PROBLEM DESCRIPTION » Read the listing below and copy out every line that holds "output".

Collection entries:
——

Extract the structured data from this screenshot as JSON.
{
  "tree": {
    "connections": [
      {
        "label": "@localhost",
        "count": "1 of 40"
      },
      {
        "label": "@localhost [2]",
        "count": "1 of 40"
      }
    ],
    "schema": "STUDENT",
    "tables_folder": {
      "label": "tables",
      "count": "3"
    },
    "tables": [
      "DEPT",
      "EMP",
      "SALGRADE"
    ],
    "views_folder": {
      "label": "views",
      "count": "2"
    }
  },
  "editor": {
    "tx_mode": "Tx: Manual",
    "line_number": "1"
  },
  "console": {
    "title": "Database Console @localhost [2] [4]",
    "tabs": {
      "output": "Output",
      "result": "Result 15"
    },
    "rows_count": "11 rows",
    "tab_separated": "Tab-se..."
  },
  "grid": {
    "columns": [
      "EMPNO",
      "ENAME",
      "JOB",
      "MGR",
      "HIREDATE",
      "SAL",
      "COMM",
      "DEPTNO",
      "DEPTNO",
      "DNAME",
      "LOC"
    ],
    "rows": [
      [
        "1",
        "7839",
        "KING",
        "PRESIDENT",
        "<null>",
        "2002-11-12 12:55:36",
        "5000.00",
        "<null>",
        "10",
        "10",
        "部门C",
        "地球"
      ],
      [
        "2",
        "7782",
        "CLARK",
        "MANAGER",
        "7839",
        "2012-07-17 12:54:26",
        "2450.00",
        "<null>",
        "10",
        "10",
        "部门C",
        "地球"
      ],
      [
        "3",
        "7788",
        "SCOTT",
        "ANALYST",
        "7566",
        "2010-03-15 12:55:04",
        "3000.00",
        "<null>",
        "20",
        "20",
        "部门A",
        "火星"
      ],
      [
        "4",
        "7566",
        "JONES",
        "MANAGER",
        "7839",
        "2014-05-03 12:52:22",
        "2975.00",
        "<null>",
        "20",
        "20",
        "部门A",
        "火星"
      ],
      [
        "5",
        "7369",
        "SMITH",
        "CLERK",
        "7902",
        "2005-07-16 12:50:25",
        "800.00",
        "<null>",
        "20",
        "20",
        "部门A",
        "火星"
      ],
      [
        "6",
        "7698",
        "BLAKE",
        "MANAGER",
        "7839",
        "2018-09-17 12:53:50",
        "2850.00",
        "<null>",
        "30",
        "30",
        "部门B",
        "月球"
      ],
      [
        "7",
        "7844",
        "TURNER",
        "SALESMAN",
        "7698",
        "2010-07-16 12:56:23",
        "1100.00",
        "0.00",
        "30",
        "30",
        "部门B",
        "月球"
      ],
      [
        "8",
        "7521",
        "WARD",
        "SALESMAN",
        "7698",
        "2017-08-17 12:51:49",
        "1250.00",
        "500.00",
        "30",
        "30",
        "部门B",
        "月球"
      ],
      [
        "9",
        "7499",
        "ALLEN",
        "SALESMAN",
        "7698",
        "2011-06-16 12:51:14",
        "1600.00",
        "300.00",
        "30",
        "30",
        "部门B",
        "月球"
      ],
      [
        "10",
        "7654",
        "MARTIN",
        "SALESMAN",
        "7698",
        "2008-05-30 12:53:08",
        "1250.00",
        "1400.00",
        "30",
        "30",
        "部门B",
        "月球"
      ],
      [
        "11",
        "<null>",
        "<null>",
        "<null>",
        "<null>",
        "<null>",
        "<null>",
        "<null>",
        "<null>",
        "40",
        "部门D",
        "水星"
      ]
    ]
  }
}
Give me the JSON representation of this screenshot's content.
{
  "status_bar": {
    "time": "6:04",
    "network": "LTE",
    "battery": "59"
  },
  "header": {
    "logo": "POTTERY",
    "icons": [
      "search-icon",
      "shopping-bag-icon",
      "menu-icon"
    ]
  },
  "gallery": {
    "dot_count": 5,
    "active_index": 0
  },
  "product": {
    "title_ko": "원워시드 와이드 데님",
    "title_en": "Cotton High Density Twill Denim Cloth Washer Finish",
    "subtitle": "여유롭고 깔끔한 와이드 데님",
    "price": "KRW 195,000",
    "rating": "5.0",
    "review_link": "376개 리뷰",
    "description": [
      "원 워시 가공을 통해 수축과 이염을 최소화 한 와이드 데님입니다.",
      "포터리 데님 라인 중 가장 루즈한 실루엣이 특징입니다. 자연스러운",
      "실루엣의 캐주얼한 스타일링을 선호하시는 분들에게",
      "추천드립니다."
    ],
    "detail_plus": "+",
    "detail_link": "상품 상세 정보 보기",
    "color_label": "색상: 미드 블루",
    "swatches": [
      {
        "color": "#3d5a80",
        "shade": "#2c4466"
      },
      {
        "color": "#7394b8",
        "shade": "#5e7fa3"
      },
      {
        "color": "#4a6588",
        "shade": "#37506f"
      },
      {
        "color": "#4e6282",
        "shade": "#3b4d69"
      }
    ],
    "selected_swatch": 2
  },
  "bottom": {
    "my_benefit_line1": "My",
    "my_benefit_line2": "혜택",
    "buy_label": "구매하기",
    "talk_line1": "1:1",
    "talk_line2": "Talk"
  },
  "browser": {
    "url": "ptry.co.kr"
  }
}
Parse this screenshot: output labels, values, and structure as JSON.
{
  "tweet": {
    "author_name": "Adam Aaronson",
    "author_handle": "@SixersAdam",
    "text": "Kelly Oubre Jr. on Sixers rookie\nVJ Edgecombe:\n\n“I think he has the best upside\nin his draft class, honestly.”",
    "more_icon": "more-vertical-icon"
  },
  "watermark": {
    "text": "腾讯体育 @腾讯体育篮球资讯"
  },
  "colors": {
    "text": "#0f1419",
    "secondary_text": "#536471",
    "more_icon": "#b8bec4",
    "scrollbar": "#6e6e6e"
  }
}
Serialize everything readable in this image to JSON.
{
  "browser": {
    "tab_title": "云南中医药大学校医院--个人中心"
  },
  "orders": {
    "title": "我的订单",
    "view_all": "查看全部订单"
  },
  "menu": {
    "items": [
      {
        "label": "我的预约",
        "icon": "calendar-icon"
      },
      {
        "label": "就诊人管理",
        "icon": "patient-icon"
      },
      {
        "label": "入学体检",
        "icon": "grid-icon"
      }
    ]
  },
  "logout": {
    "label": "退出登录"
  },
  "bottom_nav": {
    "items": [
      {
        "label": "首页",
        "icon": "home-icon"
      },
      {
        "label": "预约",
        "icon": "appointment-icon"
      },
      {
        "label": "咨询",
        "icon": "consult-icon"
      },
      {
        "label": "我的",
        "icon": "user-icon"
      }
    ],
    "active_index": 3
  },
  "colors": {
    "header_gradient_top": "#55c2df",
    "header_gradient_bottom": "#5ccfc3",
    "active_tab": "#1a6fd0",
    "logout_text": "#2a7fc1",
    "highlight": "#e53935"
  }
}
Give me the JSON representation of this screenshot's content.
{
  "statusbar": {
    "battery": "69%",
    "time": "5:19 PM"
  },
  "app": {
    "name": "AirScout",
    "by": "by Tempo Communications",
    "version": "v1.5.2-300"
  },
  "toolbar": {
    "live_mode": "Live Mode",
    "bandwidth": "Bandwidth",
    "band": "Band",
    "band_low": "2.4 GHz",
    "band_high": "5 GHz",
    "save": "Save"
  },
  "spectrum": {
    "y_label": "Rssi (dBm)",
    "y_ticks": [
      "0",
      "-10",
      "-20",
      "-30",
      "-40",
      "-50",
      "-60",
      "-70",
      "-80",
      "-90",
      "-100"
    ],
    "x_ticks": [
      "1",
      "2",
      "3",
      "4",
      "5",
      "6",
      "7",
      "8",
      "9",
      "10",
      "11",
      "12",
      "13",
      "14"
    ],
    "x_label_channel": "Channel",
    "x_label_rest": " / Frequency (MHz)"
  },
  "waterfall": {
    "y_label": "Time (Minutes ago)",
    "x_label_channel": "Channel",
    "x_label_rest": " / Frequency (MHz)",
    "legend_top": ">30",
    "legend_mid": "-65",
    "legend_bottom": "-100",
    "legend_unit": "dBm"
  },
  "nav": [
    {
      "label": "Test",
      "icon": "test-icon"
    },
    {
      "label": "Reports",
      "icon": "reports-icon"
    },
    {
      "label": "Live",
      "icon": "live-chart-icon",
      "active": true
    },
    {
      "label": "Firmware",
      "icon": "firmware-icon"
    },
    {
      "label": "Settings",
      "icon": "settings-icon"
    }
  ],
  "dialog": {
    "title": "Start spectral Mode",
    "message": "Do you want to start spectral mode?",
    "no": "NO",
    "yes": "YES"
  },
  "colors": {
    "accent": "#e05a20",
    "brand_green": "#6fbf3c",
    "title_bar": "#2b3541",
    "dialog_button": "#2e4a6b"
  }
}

——

CORRECT RESULT »
      "output": "Output",
Parse this screenshot: output labels, values, and structure as JSON.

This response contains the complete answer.